# Supplied information:
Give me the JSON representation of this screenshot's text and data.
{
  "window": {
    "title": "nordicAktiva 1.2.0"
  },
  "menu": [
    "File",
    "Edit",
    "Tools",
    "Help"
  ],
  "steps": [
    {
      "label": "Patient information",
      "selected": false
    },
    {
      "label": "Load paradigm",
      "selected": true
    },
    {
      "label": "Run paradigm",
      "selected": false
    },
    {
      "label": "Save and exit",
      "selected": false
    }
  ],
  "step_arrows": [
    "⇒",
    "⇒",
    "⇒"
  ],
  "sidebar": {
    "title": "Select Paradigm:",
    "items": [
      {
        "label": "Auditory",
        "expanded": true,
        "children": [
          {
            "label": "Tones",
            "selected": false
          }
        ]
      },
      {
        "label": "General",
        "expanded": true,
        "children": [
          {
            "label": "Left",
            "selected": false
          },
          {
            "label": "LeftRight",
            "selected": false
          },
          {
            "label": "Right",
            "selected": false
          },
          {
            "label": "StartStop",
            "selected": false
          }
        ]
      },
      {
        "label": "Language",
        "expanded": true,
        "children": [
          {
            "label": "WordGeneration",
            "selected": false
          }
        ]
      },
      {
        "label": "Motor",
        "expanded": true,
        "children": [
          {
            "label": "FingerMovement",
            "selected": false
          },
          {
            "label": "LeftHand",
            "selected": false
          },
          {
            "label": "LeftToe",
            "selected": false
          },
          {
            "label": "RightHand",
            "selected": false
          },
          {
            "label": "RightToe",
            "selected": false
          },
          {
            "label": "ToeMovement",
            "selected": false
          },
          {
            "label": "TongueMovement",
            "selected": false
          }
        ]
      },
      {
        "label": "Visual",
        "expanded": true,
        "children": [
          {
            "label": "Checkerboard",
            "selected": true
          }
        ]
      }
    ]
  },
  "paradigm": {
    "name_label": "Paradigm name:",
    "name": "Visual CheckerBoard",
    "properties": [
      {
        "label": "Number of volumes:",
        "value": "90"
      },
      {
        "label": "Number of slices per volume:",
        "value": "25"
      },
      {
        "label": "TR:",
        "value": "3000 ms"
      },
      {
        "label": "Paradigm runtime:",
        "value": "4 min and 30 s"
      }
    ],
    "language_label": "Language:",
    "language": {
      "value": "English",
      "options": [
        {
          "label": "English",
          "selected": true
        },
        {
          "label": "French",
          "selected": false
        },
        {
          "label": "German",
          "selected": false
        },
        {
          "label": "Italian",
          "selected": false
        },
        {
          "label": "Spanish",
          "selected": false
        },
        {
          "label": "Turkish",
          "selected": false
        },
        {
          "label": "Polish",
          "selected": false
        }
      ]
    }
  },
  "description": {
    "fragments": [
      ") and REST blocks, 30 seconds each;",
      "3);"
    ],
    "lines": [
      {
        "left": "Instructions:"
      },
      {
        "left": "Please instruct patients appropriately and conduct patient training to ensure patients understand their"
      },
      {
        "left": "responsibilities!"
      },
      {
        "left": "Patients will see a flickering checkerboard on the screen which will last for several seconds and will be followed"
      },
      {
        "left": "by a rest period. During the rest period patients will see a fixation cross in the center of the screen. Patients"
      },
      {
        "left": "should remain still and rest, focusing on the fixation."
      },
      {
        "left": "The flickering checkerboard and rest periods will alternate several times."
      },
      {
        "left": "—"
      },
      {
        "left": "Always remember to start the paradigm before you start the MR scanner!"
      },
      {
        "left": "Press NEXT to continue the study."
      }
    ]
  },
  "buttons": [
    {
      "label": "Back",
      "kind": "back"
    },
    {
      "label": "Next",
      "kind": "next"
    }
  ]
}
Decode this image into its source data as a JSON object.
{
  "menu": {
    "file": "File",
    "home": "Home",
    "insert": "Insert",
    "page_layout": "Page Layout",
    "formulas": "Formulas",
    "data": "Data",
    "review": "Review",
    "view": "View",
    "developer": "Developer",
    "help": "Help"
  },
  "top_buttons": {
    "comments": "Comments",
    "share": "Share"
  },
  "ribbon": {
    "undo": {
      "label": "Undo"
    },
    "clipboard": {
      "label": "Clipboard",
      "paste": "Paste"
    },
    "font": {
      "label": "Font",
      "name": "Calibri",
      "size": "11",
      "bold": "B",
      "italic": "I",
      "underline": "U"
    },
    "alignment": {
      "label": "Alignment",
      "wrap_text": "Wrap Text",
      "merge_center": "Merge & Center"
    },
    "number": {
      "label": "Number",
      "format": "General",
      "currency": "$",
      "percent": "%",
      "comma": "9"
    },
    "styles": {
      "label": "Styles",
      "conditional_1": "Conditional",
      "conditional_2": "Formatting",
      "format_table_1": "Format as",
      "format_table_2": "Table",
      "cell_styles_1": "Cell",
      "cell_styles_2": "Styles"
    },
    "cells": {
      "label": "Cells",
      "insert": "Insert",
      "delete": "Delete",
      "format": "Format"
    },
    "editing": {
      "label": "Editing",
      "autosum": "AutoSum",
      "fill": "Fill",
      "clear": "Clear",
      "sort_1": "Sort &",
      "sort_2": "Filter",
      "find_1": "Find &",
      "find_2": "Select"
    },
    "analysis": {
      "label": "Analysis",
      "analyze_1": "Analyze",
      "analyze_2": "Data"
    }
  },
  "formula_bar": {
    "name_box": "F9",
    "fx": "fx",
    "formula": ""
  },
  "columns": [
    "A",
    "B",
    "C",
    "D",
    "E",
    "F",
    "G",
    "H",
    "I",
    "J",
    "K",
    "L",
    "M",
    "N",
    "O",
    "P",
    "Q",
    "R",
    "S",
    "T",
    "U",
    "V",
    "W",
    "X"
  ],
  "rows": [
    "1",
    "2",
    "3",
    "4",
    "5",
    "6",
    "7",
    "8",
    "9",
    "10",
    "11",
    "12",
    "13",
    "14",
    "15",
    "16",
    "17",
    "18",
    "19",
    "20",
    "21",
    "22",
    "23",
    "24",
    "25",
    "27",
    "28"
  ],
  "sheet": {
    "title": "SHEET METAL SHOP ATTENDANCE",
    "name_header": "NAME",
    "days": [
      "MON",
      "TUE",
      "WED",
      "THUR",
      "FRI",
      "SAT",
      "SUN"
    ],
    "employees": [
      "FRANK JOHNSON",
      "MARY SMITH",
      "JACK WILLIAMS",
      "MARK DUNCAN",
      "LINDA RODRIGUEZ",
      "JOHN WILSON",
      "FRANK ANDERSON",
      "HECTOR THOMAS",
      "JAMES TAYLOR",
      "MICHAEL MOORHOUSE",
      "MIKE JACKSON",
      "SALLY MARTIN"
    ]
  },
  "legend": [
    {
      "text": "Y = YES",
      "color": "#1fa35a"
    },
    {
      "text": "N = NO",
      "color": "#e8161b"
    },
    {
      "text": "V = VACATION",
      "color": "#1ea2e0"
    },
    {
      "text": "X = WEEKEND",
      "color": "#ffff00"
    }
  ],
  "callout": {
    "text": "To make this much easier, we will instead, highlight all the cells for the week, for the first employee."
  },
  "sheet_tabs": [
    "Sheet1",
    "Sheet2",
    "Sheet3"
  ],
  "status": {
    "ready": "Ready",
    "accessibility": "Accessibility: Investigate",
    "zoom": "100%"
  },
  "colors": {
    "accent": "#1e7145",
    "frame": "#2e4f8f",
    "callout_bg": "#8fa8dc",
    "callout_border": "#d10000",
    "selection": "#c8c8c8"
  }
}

# Requirement:
Return each line of the data above verbatim.

# Worked solution:
Give me the JSON representation of this screenshot's text and data.
{
  "window": {
    "title": "nordicAktiva 1.2.0"
  },
  "menu": [
    "File",
    "Edit",
    "Tools",
    "Help"
  ],
  "steps": [
    {
      "label": "Patient information",
      "selected": false
    },
    {
      "label": "Load paradigm",
      "selected": true
    },
    {
      "label": "Run paradigm",
      "selected": false
    },
    {
      "label": "Save and exit",
      "selected": false
    }
  ],
  "step_arrows": [
    "⇒",
    "⇒",
    "⇒"
  ],
  "sidebar": {
    "title": "Select Paradigm:",
    "items": [
      {
        "label": "Auditory",
        "expanded": true,
        "children": [
          {
            "label": "Tones",
            "selected": false
          }
        ]
      },
      {
        "label": "General",
        "expanded": true,
        "children": [
          {
            "label": "Left",
            "selected": false
          },
          {
            "label": "LeftRight",
            "selected": false
          },
          {
            "label": "Right",
            "selected": false
          },
          {
            "label": "StartStop",
            "selected": false
          }
        ]
      },
      {
        "label": "Language",
        "expanded": true,
        "children": [
          {
            "label": "WordGeneration",
            "selected": false
          }
        ]
      },
      {
        "label": "Motor",
        "expanded": true,
        "children": [
          {
            "label": "FingerMovement",
            "selected": false
          },
          {
            "label": "LeftHand",
            "selected": false
          },
          {
            "label": "LeftToe",
            "selected": false
          },
          {
            "label": "RightHand",
            "selected": false
          },
          {
            "label": "RightToe",
            "selected": false
          },
          {
            "label": "ToeMovement",
            "selected": false
          },
          {
            "label": "TongueMovement",
            "selected": false
          }
        ]
      },
      {
        "label": "Visual",
        "expanded": true,
        "children": [
          {
            "label": "Checkerboard",
            "selected": true
          }
        ]
      }
    ]
  },
  "paradigm": {
    "name_label": "Paradigm name:",
    "name": "Visual CheckerBoard",
    "properties": [
      {
        "label": "Number of volumes:",
        "value": "90"
      },
      {
        "label": "Number of slices per volume:",
        "value": "25"
      },
      {
        "label": "TR:",
        "value": "3000 ms"
      },
      {
        "label": "Paradigm runtime:",
        "value": "4 min and 30 s"
      }
    ],
    "language_label": "Language:",
    "language": {
      "value": "English",
      "options": [
        {
          "label": "English",
          "selected": true
        },
        {
          "label": "French",
          "selected": false
        },
        {
          "label": "German",
          "selected": false
        },
        {
          "label": "Italian",
          "selected": false
        },
        {
          "label": "Spanish",
          "selected": false
        },
        {
          "label": "Turkish",
          "selected": false
        },
        {
          "label": "Polish",
          "selected": false
        }
      ]
    }
  },
  "description": {
    "fragments": [
      ") and REST blocks, 30 seconds each;",
      "3);"
    ],
    "lines": [
      {
        "left": "Instructions:"
      },
      {
        "left": "Please instruct patients appropriately and conduct patient training to ensure patients understand their"
      },
      {
        "left": "responsibilities!"
      },
      {
        "left": "Patients will see a flickering checkerboard on the screen which will last for several seconds and will be followed"
      },
      {
        "left": "by a rest period. During the rest period patients will see a fixation cross in the center of the screen. Patients"
      },
      {
        "left": "should remain still and rest, focusing on the fixation."
      },
      {
        "left": "The flickering checkerboard and rest periods will alternate several times."
      },
      {
        "left": "—"
      },
      {
        "left": "Always remember to start the paradigm before you start the MR scanner!"
      },
      {
        "left": "Press NEXT to continue the study."
      }
    ]
  },
  "buttons": [
    {
      "label": "Back",
      "kind": "back"
    },
    {
      "label": "Next",
      "kind": "next"
    }
  ]
}
Decode this image into its source data as a JSON object.
{
  "menu": {
    "file": "File",
    "home": "Home",
    "insert": "Insert",
    "page_layout": "Page Layout",
    "formulas": "Formulas",
    "data": "Data",
    "review": "Review",
    "view": "View",
    "developer": "Developer",
    "help": "Help"
  },
  "top_buttons": {
    "comments": "Comments",
    "share": "Share"
  },
  "ribbon": {
    "undo": {
      "label": "Undo"
    },
    "clipboard": {
      "label": "Clipboard",
      "paste": "Paste"
    },
    "font": {
      "label": "Font",
      "name": "Calibri",
      "size": "11",
      "bold": "B",
      "italic": "I",
      "underline": "U"
    },
    "alignment": {
      "label": "Alignment",
      "wrap_text": "Wrap Text",
      "merge_center": "Merge & Center"
    },
    "number": {
      "label": "Number",
      "format": "General",
      "currency": "$",
      "percent": "%",
      "comma": "9"
    },
    "styles": {
      "label": "Styles",
      "conditional_1": "Conditional",
      "conditional_2": "Formatting",
      "format_table_1": "Format as",
      "format_table_2": "Table",
      "cell_styles_1": "Cell",
      "cell_styles_2": "Styles"
    },
    "cells": {
      "label": "Cells",
      "insert": "Insert",
      "delete": "Delete",
      "format": "Format"
    },
    "editing": {
      "label": "Editing",
      "autosum": "AutoSum",
      "fill": "Fill",
      "clear": "Clear",
      "sort_1": "Sort &",
      "sort_2": "Filter",
      "find_1": "Find &",
      "find_2": "Select"
    },
    "analysis": {
      "label": "Analysis",
      "analyze_1": "Analyze",
      "analyze_2": "Data"
    }
  },
  "formula_bar": {
    "name_box": "F9",
    "fx": "fx",
    "formula": ""
  },
  "columns": [
    "A",
    "B",
    "C",
    "D",
    "E",
    "F",
    "G",
    "H",
    "I",
    "J",
    "K",
    "L",
    "M",
    "N",
    "O",
    "P",
    "Q",
    "R",
    "S",
    "T",
    "U",
    "V",
    "W",
    "X"
  ],
  "rows": [
    "1",
    "2",
    "3",
    "4",
    "5",
    "6",
    "7",
    "8",
    "9",
    "10",
    "11",
    "12",
    "13",
    "14",
    "15",
    "16",
    "17",
    "18",
    "19",
    "20",
    "21",
    "22",
    "23",
    "24",
    "25",
    "27",
    "28"
  ],
  "sheet": {
    "title": "SHEET METAL SHOP ATTENDANCE",
    "name_header": "NAME",
    "days": [
      "MON",
      "TUE",
      "WED",
      "THUR",
      "FRI",
      "SAT",
      "SUN"
    ],
    "employees": [
      "FRANK JOHNSON",
      "MARY SMITH",
      "JACK WILLIAMS",
      "MARK DUNCAN",
      "LINDA RODRIGUEZ",
      "JOHN WILSON",
      "FRANK ANDERSON",
      "HECTOR THOMAS",
      "JAMES TAYLOR",
      "MICHAEL MOORHOUSE",
      "MIKE JACKSON",
      "SALLY MARTIN"
    ]
  },
  "legend": [
    {
      "text": "Y = YES",
      "color": "#1fa35a"
    },
    {
      "text": "N = NO",
      "color": "#e8161b"
    },
    {
      "text": "V = VACATION",
      "color": "#1ea2e0"
    },
    {
      "text": "X = WEEKEND",
      "color": "#ffff00"
    }
  ],
  "callout": {
    "text": "To make this much easier, we will instead, highlight all the cells for the week, for the first employee."
  },
  "sheet_tabs": [
    "Sheet1",
    "Sheet2",
    "Sheet3"
  ],
  "status": {
    "ready": "Ready",
    "accessibility": "Accessibility: Investigate",
    "zoom": "100%"
  },
  "colors": {
    "accent": "#1e7145",
    "frame": "#2e4f8f",
    "callout_bg": "#8fa8dc",
    "callout_border": "#d10000",
    "selection": "#c8c8c8"
  }
}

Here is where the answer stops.